Data items:
-- START --

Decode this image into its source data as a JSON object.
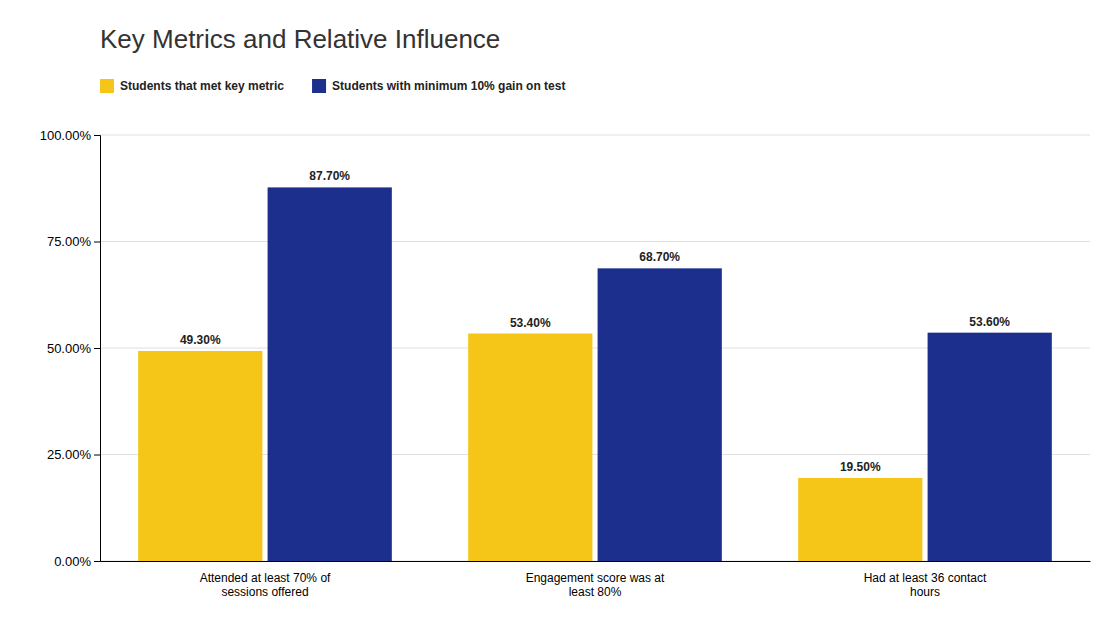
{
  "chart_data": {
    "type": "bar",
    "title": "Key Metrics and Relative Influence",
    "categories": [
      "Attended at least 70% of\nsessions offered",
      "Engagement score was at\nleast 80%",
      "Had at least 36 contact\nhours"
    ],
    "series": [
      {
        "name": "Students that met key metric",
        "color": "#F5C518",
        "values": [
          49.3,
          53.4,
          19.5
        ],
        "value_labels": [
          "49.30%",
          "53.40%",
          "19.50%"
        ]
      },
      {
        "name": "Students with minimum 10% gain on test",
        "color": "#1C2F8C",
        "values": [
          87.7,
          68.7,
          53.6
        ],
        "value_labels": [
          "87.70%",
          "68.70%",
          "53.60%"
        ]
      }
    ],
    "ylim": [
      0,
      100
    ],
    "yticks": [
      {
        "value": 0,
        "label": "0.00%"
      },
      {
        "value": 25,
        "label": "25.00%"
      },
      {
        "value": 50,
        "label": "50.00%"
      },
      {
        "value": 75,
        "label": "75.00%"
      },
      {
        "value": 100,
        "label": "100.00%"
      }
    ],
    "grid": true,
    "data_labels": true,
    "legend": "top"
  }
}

-- END --

Prompt: Copy the material exactly. Do not include the pictures.

The completed task:
Decode this image into its source data as a JSON object.
{
  "chart_data": {
    "type": "bar",
    "title": "Key Metrics and Relative Influence",
    "categories": [
      "Attended at least 70% of\nsessions offered",
      "Engagement score was at\nleast 80%",
      "Had at least 36 contact\nhours"
    ],
    "series": [
      {
        "name": "Students that met key metric",
        "color": "#F5C518",
        "values": [
          49.3,
          53.4,
          19.5
        ],
        "value_labels": [
          "49.30%",
          "53.40%",
          "19.50%"
        ]
      },
      {
        "name": "Students with minimum 10% gain on test",
        "color": "#1C2F8C",
        "values": [
          87.7,
          68.7,
          53.6
        ],
        "value_labels": [
          "87.70%",
          "68.70%",
          "53.60%"
        ]
      }
    ],
    "ylim": [
      0,
      100
    ],
    "yticks": [
      {
        "value": 0,
        "label": "0.00%"
      },
      {
        "value": 25,
        "label": "25.00%"
      },
      {
        "value": 50,
        "label": "50.00%"
      },
      {
        "value": 75,
        "label": "75.00%"
      },
      {
        "value": 100,
        "label": "100.00%"
      }
    ],
    "grid": true,
    "data_labels": true,
    "legend": "top"
  }
}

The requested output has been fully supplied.